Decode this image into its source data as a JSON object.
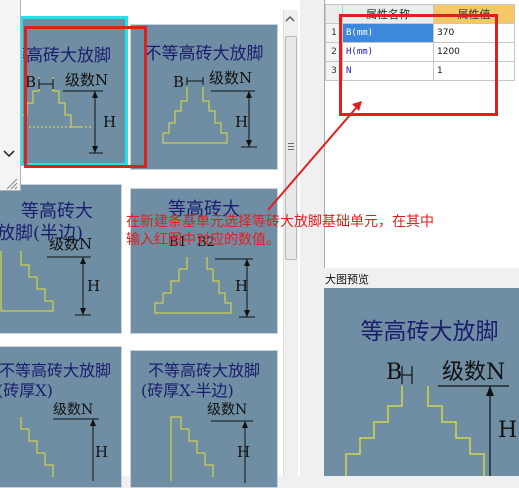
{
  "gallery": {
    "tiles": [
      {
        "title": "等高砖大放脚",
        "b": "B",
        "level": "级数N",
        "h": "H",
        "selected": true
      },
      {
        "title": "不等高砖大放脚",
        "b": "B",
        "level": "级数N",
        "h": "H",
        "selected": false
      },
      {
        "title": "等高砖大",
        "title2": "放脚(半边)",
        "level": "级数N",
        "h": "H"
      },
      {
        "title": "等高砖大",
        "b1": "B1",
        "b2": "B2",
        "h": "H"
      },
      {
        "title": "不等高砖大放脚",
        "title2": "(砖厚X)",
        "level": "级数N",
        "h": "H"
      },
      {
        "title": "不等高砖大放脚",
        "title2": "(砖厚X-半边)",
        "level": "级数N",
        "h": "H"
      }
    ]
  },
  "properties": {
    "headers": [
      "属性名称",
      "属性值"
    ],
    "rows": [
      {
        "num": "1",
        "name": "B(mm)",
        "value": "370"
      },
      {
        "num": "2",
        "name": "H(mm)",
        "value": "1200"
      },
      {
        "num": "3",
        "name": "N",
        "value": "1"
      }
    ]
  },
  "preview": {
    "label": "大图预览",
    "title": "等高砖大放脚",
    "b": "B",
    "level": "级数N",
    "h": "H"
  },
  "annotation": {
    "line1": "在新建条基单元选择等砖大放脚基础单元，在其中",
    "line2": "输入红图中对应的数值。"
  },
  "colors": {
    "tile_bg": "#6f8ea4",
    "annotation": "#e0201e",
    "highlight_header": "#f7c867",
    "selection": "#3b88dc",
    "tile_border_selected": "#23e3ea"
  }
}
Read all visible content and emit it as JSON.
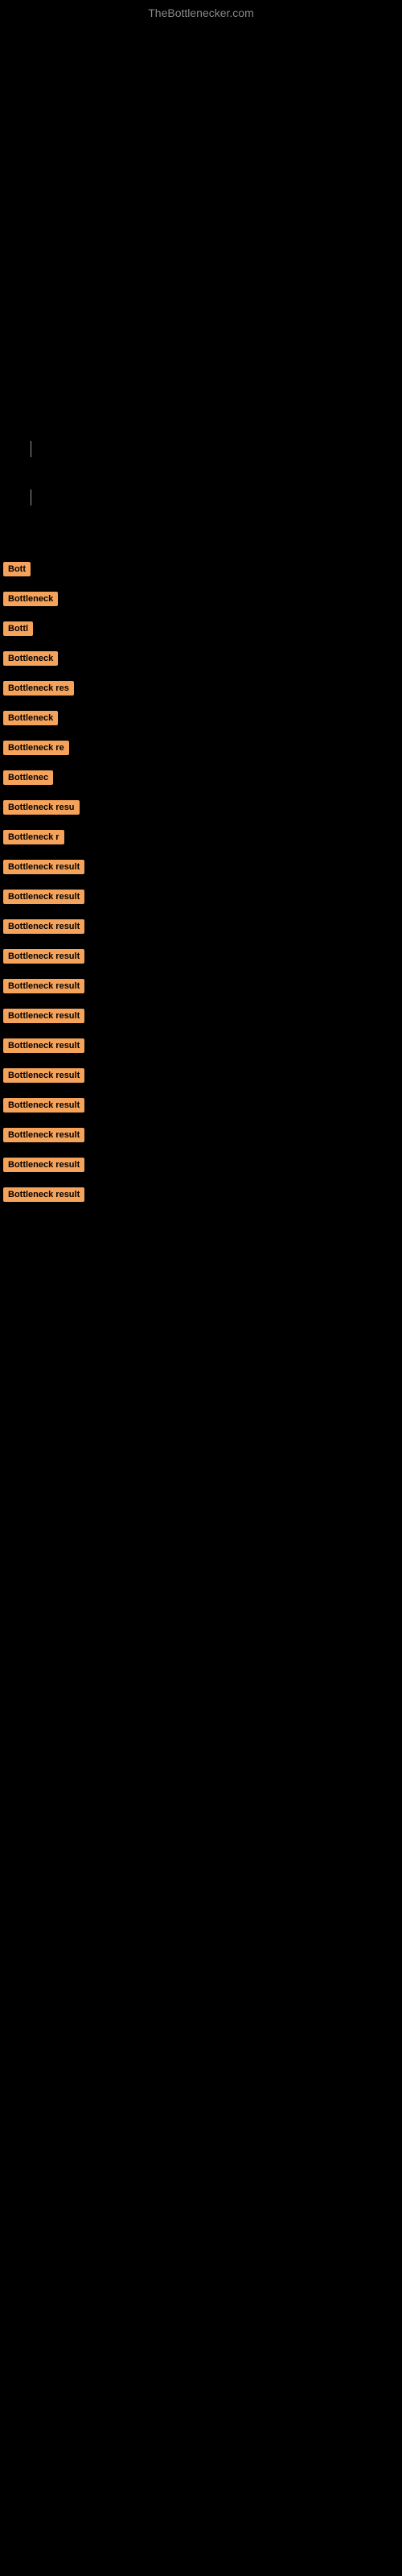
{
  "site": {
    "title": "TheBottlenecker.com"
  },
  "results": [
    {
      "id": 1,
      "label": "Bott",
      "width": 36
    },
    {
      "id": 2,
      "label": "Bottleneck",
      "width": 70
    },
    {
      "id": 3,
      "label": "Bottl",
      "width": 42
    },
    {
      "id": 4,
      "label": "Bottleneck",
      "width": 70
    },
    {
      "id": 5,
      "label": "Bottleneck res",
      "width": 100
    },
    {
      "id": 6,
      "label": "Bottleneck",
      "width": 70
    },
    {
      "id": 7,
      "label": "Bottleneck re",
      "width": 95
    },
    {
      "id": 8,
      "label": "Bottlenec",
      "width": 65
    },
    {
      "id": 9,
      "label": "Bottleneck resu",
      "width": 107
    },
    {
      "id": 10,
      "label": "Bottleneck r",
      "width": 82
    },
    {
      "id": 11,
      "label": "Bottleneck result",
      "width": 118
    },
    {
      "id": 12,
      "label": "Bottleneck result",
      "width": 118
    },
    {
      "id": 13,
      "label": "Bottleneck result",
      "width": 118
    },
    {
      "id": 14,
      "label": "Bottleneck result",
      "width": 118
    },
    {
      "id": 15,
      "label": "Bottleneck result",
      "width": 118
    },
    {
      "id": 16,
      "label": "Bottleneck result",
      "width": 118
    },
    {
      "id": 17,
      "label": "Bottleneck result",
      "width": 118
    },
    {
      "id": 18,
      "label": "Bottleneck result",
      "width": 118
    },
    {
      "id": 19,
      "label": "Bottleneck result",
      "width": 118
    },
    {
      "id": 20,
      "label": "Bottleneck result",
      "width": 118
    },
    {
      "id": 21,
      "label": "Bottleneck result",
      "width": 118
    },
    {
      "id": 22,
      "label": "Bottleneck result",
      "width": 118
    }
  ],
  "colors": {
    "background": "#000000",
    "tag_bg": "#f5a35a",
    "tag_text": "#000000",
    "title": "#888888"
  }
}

***

● WORK TO COMPLETE: Give back each entry exactly as it appears, with no pictures.

● EXERCISE ANSWER:
Decode this image into its source data as a JSON object.
{
  "gallery": {
    "tiles": [
      {
        "title": "等高砖大放脚",
        "b": "B",
        "level": "级数N",
        "h": "H",
        "selected": true
      },
      {
        "title": "不等高砖大放脚",
        "b": "B",
        "level": "级数N",
        "h": "H",
        "selected": false
      },
      {
        "title": "等高砖大",
        "title2": "放脚(半边)",
        "level": "级数N",
        "h": "H"
      },
      {
        "title": "等高砖大",
        "b1": "B1",
        "b2": "B2",
        "h": "H"
      },
      {
        "title": "不等高砖大放脚",
        "title2": "(砖厚X)",
        "level": "级数N",
        "h": "H"
      },
      {
        "title": "不等高砖大放脚",
        "title2": "(砖厚X-半边)",
        "level": "级数N",
        "h": "H"
      }
    ]
  },
  "properties": {
    "headers": [
      "属性名称",
      "属性值"
    ],
    "rows": [
      {
        "num": "1",
        "name": "B(mm)",
        "value": "370"
      },
      {
        "num": "2",
        "name": "H(mm)",
        "value": "1200"
      },
      {
        "num": "3",
        "name": "N",
        "value": "1"
      }
    ]
  },
  "preview": {
    "label": "大图预览",
    "title": "等高砖大放脚",
    "b": "B",
    "level": "级数N",
    "h": "H"
  },
  "annotation": {
    "line1": "在新建条基单元选择等砖大放脚基础单元，在其中",
    "line2": "输入红图中对应的数值。"
  },
  "colors": {
    "tile_bg": "#6f8ea4",
    "annotation": "#e0201e",
    "highlight_header": "#f7c867",
    "selection": "#3b88dc",
    "tile_border_selected": "#23e3ea"
  }
}
Read all visible content and emit it as JSON.
{
  "site": {
    "title": "TheBottlenecker.com"
  },
  "results": [
    {
      "id": 1,
      "label": "Bott",
      "width": 36
    },
    {
      "id": 2,
      "label": "Bottleneck",
      "width": 70
    },
    {
      "id": 3,
      "label": "Bottl",
      "width": 42
    },
    {
      "id": 4,
      "label": "Bottleneck",
      "width": 70
    },
    {
      "id": 5,
      "label": "Bottleneck res",
      "width": 100
    },
    {
      "id": 6,
      "label": "Bottleneck",
      "width": 70
    },
    {
      "id": 7,
      "label": "Bottleneck re",
      "width": 95
    },
    {
      "id": 8,
      "label": "Bottlenec",
      "width": 65
    },
    {
      "id": 9,
      "label": "Bottleneck resu",
      "width": 107
    },
    {
      "id": 10,
      "label": "Bottleneck r",
      "width": 82
    },
    {
      "id": 11,
      "label": "Bottleneck result",
      "width": 118
    },
    {
      "id": 12,
      "label": "Bottleneck result",
      "width": 118
    },
    {
      "id": 13,
      "label": "Bottleneck result",
      "width": 118
    },
    {
      "id": 14,
      "label": "Bottleneck result",
      "width": 118
    },
    {
      "id": 15,
      "label": "Bottleneck result",
      "width": 118
    },
    {
      "id": 16,
      "label": "Bottleneck result",
      "width": 118
    },
    {
      "id": 17,
      "label": "Bottleneck result",
      "width": 118
    },
    {
      "id": 18,
      "label": "Bottleneck result",
      "width": 118
    },
    {
      "id": 19,
      "label": "Bottleneck result",
      "width": 118
    },
    {
      "id": 20,
      "label": "Bottleneck result",
      "width": 118
    },
    {
      "id": 21,
      "label": "Bottleneck result",
      "width": 118
    },
    {
      "id": 22,
      "label": "Bottleneck result",
      "width": 118
    }
  ],
  "colors": {
    "background": "#000000",
    "tag_bg": "#f5a35a",
    "tag_text": "#000000",
    "title": "#888888"
  }
}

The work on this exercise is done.